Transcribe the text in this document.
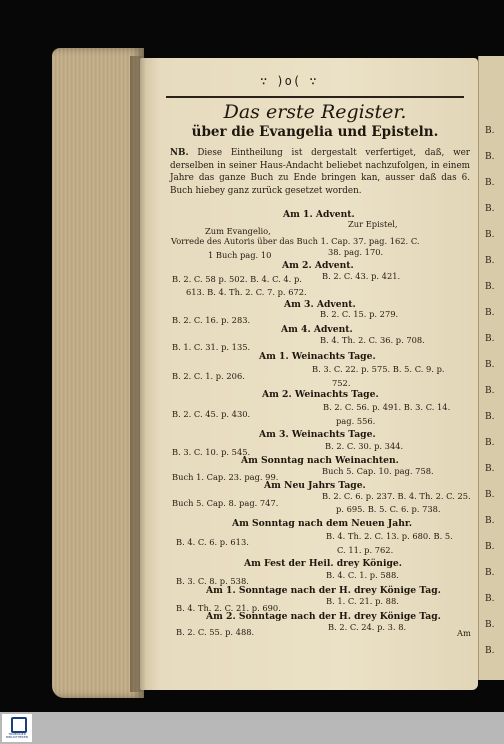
B.
B.
B.
B.
B.
B.
B.
B.
B.
B.
B.
B.
B.
B.
B.
B.
B.
B.
B.
B.
B.
∵ )o( ∵
Das erste Register.
über die Evangelia und Episteln.
NB. Diese Eintheilung ist dergestalt verfertiget, daß, wer derselben in seiner Haus-Andacht beliebet nachzufolgen, in einem Jahre das ganze Buch zu Ende bringen kan, ausser daß das 6. Buch hiebey ganz zurück gesetzet worden.
Am 1. Advent.
Zur Epistel,
Zum Evangelio,
Vorrede des Autoris über das Buch 1. Cap. 37. pag. 162. C.
1 Buch pag. 10	38. pag. 170.
Am 2. Advent.
B. 2. C. 58 p. 502. B. 4. C. 4. p. B. 2. C. 43. p. 421.
613. B. 4. Th. 2. C. 7. p. 672.
Am 3. Advent.
B. 2. C. 15. p. 279.
B. 2. C. 16. p. 283.
Am 4. Advent.
B. 4. Th. 2. C. 36. p. 708.
B. 1. C. 31. p. 135.
Am 1. Weinachts Tage.
B. 3. C. 22. p. 575. B. 5. C. 9. p.
B. 2. C. 1. p. 206.
752.
Am 2. Weinachts Tage.
B. 2. C. 56. p. 491. B. 3. C. 14.
B. 2. C. 45. p. 430.
pag. 556.
Am 3. Weinachts Tage.
B. 2. C. 30. p. 344.
B. 3. C. 10. p. 545.
Am Sonntag nach Weinachten.
Buch 5. Cap. 10. pag. 758.
Buch 1. Cap. 23. pag. 99.
Am Neu Jahrs Tage.
B. 2. C. 6. p. 237. B. 4. Th. 2. C. 25.
Buch 5. Cap. 8. pag. 747.
p. 695. B. 5. C. 6. p. 738.
Am Sonntag nach dem Neuen Jahr.
B. 4. Th. 2. C. 13. p. 680. B. 5.
B. 4. C. 6. p. 613.
C. 11. p. 762.
Am Fest der Heil. drey Könige.
B. 4. C. 1. p. 588.
B. 3. C. 8. p. 538.
Am 1. Sonntage nach der H. drey Könige Tag.
B. 1. C. 21. p. 88.
B. 4. Th. 2. C. 21. p. 690.
Am 2. Sonntage nach der H. drey Könige Tag.
B. 2. C. 55. p. 488.	B. 2. C. 24. p. 3. 8.
Am
TRÜBINGER BIBLIOTHEKEN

════

TASK DIRECTIONS = Extract each line from the entries above that contains the string "über".

ANSWER IN FULL =
über die Evangelia und Episteln.
Vorrede des Autoris über das Buch 1. Cap. 37. pag. 162. C.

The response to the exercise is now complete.